#### [ACTIVITY]
Below are records; how many of their lines contain "onda"? Answer with only the number.

[Records of document pages]
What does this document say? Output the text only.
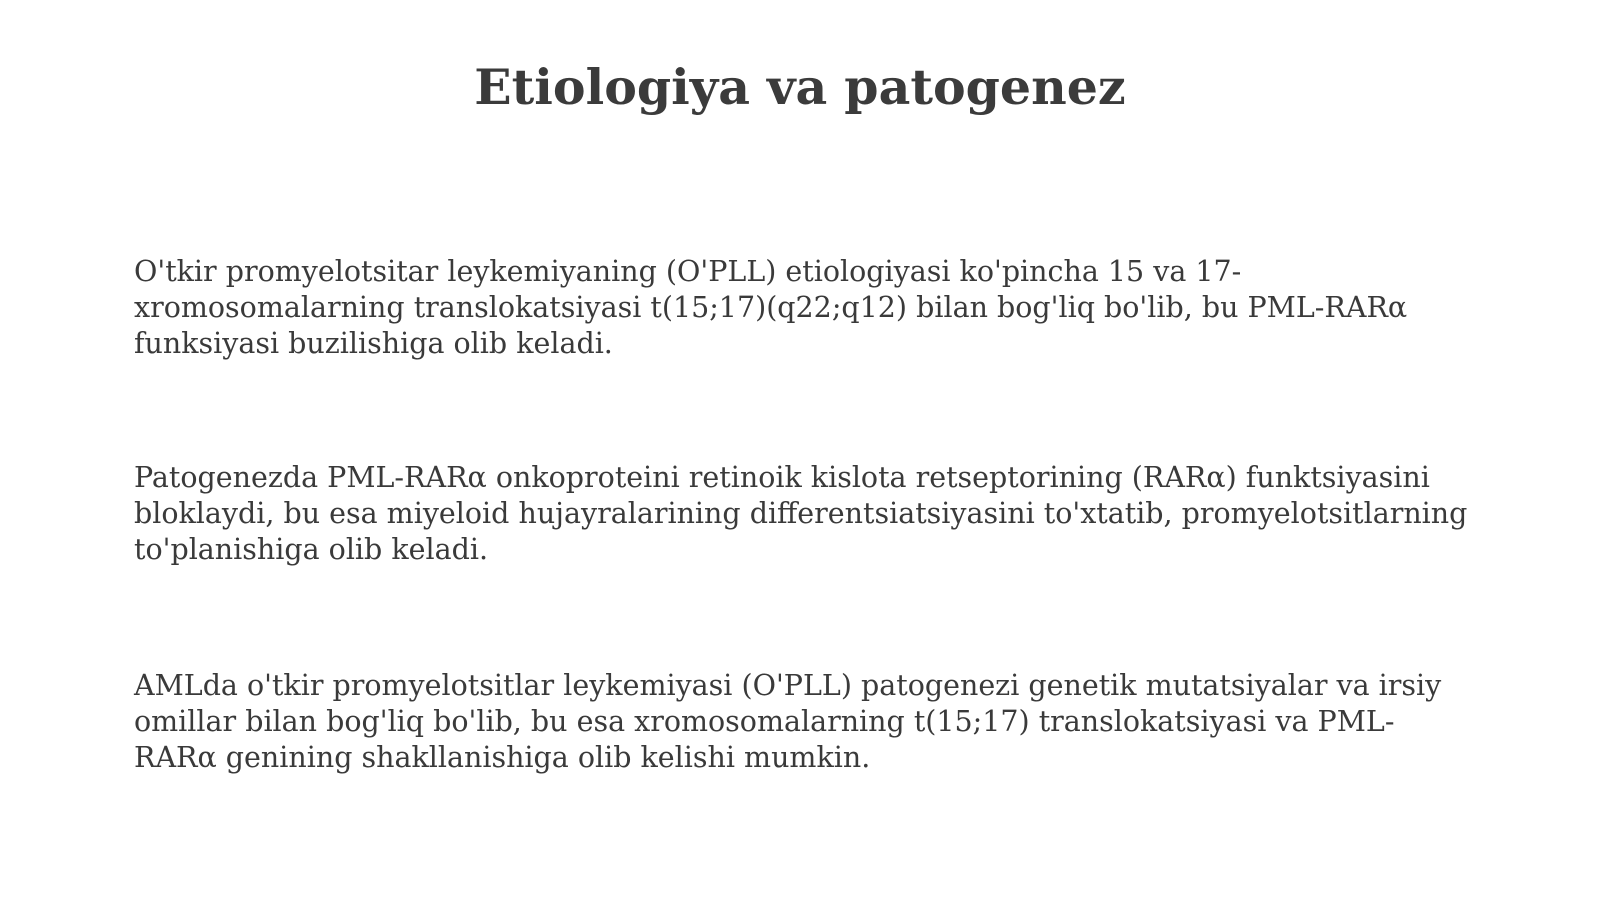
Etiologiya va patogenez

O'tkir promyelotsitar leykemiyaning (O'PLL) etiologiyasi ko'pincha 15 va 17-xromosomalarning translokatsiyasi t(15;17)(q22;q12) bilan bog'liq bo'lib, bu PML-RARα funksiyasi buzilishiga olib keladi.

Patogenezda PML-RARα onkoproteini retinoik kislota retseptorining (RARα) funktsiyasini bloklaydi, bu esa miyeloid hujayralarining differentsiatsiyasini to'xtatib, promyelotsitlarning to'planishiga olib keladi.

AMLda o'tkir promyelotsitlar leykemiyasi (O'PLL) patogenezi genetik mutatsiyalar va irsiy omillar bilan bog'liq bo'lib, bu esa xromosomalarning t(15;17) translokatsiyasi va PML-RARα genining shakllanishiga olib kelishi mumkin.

--

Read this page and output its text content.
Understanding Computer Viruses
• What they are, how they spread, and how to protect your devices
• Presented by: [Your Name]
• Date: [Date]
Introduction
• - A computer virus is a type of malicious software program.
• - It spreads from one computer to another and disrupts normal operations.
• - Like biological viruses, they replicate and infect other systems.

---

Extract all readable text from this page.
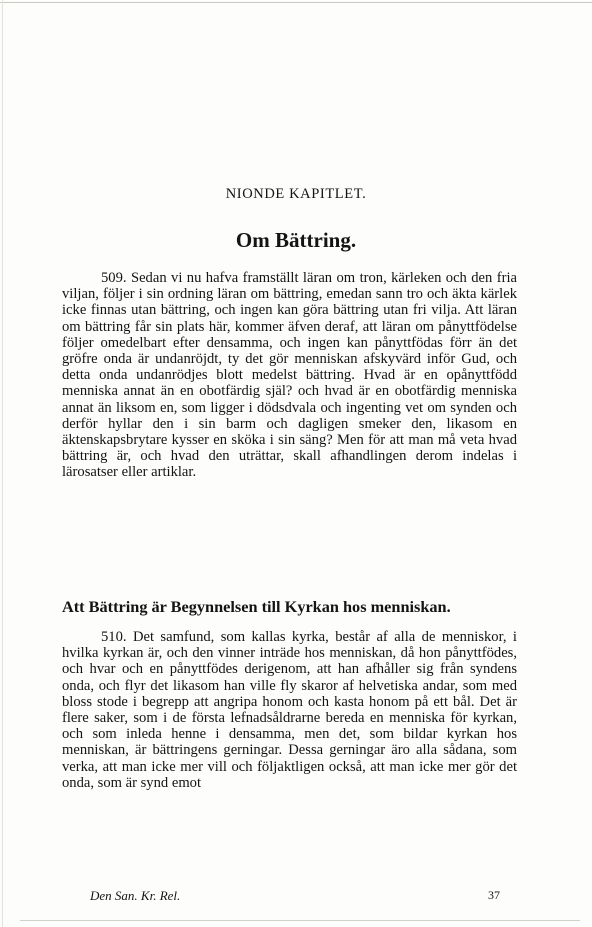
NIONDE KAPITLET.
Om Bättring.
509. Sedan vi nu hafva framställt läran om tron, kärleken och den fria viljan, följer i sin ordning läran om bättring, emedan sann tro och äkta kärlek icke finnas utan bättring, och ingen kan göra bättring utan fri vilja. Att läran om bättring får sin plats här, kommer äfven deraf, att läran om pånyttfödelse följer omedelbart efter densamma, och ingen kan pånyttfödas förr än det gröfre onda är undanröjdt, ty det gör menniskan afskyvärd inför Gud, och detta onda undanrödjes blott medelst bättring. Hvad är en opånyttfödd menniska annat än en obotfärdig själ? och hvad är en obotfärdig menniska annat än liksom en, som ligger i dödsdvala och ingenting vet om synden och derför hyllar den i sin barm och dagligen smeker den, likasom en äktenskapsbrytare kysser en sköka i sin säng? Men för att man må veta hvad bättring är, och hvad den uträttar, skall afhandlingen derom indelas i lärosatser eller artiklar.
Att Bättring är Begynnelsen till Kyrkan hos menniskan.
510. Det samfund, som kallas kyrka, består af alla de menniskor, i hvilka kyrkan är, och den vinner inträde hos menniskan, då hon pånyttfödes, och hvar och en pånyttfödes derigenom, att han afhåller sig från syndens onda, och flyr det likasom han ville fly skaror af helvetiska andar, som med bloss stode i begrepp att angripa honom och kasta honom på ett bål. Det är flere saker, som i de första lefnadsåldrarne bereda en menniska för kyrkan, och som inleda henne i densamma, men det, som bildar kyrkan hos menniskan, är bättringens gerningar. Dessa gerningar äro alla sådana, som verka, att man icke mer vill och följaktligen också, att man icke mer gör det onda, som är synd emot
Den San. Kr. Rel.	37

#### [SOLUTION FOR THIS PROBLEM]
2